## EXERCISE DETAILS
Return all lines from the listing below in which the string "испытаний" occurs.

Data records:
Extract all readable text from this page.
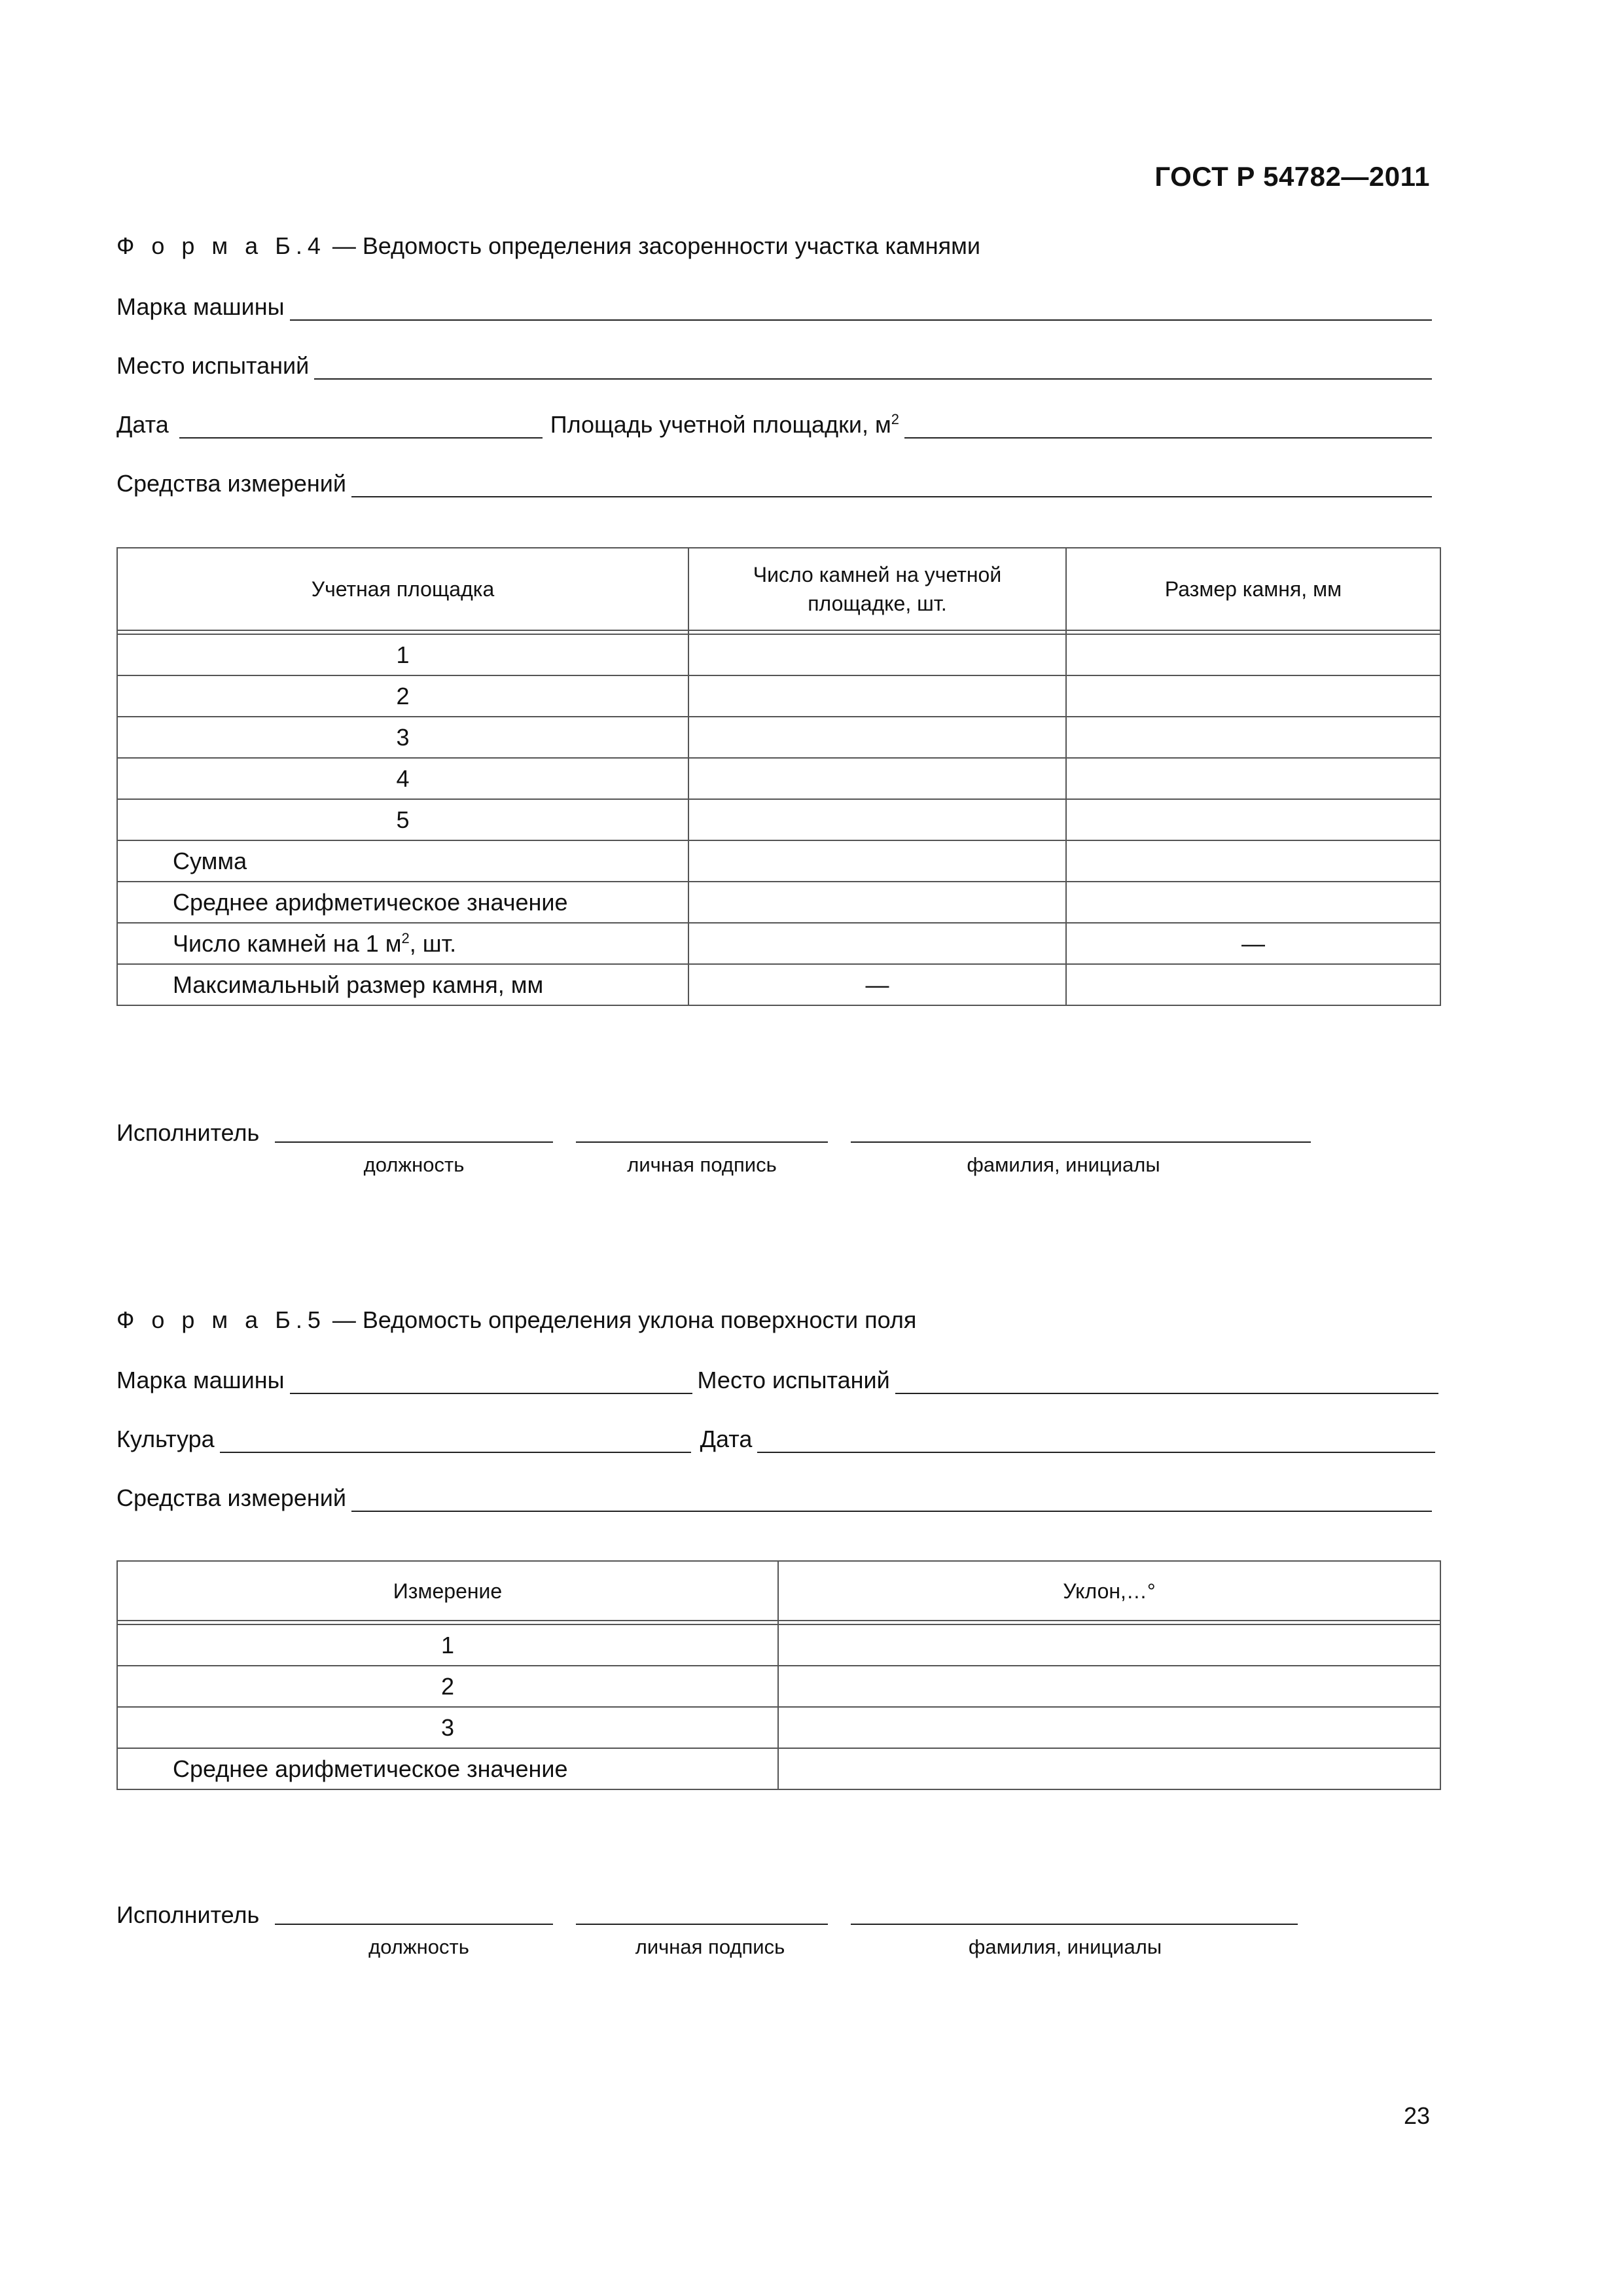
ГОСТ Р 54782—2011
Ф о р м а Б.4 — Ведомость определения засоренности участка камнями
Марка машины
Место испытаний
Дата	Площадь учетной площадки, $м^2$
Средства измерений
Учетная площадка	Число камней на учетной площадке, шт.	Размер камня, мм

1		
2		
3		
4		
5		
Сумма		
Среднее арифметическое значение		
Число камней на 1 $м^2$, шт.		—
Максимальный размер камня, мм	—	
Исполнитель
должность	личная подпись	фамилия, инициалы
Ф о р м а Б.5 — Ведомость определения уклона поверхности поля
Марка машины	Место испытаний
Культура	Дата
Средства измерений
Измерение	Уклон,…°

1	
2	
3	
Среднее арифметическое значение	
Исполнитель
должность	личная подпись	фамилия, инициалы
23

## WRITTEN SOLUTION
Место испытаний
Марка машины	Место испытаний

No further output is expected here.